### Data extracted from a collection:
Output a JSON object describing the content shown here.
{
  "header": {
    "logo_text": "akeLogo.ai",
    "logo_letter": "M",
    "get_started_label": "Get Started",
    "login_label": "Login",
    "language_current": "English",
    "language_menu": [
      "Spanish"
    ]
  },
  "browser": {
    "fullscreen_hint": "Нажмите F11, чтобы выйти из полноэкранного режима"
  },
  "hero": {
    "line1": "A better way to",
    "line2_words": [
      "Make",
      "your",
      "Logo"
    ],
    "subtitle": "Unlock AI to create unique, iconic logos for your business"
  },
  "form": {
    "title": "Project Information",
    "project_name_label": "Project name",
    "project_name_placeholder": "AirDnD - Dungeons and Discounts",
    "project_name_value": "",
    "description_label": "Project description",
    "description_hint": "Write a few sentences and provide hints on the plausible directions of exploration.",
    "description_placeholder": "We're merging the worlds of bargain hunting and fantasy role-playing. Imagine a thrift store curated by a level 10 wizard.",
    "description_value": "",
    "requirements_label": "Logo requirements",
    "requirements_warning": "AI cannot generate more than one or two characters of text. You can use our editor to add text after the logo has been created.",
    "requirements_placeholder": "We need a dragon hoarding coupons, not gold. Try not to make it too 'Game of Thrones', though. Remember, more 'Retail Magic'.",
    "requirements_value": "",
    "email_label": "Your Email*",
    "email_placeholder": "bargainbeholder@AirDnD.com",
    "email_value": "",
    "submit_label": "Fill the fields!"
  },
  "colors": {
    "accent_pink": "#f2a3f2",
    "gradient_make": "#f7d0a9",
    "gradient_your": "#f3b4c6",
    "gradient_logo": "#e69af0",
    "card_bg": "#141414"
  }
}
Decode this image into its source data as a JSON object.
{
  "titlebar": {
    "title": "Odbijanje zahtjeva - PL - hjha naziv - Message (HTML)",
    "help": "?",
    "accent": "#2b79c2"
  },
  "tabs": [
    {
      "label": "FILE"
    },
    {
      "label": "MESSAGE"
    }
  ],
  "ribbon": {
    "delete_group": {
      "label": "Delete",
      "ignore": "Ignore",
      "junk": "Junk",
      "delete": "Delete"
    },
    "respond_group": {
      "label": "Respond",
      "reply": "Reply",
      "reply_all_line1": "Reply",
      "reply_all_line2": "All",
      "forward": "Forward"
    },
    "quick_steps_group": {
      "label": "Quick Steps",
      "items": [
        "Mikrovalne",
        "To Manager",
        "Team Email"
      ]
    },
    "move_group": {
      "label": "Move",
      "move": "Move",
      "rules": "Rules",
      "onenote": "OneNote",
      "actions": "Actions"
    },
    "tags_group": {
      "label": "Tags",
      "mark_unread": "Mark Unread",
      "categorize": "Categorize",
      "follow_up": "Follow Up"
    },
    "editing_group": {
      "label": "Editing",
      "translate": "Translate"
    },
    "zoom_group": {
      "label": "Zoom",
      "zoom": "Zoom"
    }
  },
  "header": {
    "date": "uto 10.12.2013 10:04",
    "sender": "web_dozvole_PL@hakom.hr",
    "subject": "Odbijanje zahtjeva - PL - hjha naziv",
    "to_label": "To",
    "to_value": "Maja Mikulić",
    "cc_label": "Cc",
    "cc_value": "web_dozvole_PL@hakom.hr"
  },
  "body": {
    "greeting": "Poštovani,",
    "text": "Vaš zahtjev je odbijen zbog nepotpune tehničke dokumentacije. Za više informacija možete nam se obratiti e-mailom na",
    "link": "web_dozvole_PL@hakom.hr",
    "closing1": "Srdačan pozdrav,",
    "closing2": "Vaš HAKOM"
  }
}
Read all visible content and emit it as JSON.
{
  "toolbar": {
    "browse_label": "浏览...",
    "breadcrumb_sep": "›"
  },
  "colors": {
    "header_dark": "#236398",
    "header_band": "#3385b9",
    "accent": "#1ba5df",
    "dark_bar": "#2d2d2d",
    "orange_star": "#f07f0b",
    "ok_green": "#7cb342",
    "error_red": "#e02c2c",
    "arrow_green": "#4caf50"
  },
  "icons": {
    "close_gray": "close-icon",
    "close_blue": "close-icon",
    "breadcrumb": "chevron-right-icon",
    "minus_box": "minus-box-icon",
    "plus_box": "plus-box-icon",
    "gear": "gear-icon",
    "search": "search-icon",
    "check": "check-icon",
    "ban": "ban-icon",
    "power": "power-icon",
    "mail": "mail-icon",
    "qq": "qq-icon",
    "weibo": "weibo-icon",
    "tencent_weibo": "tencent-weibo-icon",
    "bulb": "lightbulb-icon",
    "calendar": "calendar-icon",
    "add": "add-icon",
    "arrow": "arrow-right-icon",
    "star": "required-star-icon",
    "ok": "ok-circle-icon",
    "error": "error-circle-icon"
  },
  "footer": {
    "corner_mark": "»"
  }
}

### WHAT IS NEEDED:
Find the word "hjha" in the records and pull out each line that has it.

### RESULT FOR THIS EXERCISE:
    "title": "Odbijanje zahtjeva - PL - hjha naziv - Message (HTML)",
    "subject": "Odbijanje zahtjeva - PL - hjha naziv",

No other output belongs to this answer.